Stated goal -> Reproduce all the lines exactly as they stand, apart from the pictures.

Entries ->

========

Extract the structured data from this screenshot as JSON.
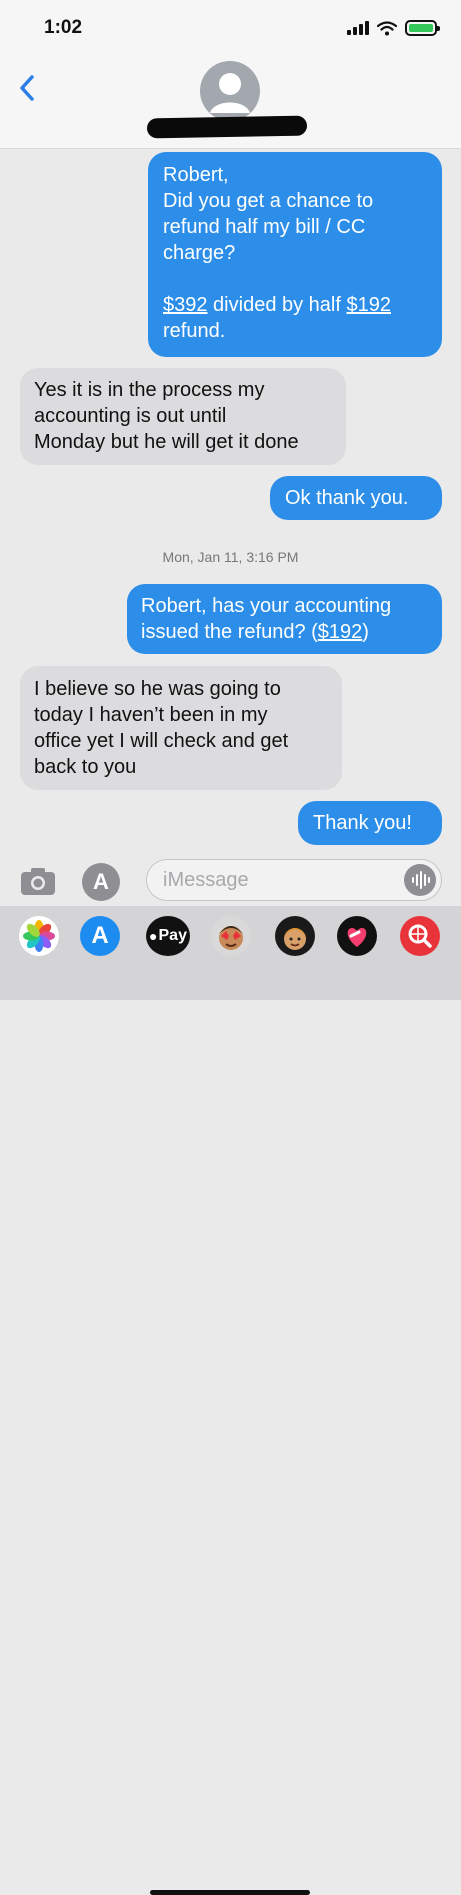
{
  "status": {
    "time": "1:02"
  },
  "messages": [
    {
      "lines": [
        "Robert,",
        "Did you get a chance to",
        "refund half my bill / CC",
        "charge?"
      ]
    },
    {
      "pre": "$392",
      "mid": " divided by half ",
      "post": "$192",
      "line2": "refund."
    },
    {
      "text": "Yes it is in the process my\naccounting is out until\nMonday but he will get it done"
    },
    {
      "text": "Ok thank you."
    },
    {
      "line1": "Robert, has your accounting",
      "line2a": "issued the refund? (",
      "amount": "$192",
      "line2b": ")"
    },
    {
      "text": "I believe so he was going to\ntoday I haven’t been in my\noffice yet I will check and get\nback to you"
    },
    {
      "text": "Thank you!"
    }
  ],
  "timestamp": "Mon, Jan 11, 3:16 PM",
  "input": {
    "placeholder": "iMessage"
  },
  "apps": {
    "applepay_label": "Pay"
  },
  "colors": {
    "outgoing": "#2c8ee8",
    "incoming": "#dcdcdf"
  },
  "icons": [
    "back-chevron-icon",
    "contact-avatar-icon",
    "camera-icon",
    "app-store-icon",
    "audio-waveform-icon",
    "photos-icon",
    "memoji-icon",
    "heart-icon",
    "search-globe-icon"
  ]
}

========

Output for this task ->
Extract the structured data from this screenshot as JSON.
{
  "status": {
    "time": "1:02"
  },
  "messages": [
    {
      "lines": [
        "Robert,",
        "Did you get a chance to",
        "refund half my bill / CC",
        "charge?"
      ]
    },
    {
      "pre": "$392",
      "mid": " divided by half ",
      "post": "$192",
      "line2": "refund."
    },
    {
      "text": "Yes it is in the process my\naccounting is out until\nMonday but he will get it done"
    },
    {
      "text": "Ok thank you."
    },
    {
      "line1": "Robert, has your accounting",
      "line2a": "issued the refund? (",
      "amount": "$192",
      "line2b": ")"
    },
    {
      "text": "I believe so he was going to\ntoday I haven’t been in my\noffice yet I will check and get\nback to you"
    },
    {
      "text": "Thank you!"
    }
  ],
  "timestamp": "Mon, Jan 11, 3:16 PM",
  "input": {
    "placeholder": "iMessage"
  },
  "apps": {
    "applepay_label": "Pay"
  },
  "colors": {
    "outgoing": "#2c8ee8",
    "incoming": "#dcdcdf"
  },
  "icons": [
    "back-chevron-icon",
    "contact-avatar-icon",
    "camera-icon",
    "app-store-icon",
    "audio-waveform-icon",
    "photos-icon",
    "memoji-icon",
    "heart-icon",
    "search-globe-icon"
  ]
}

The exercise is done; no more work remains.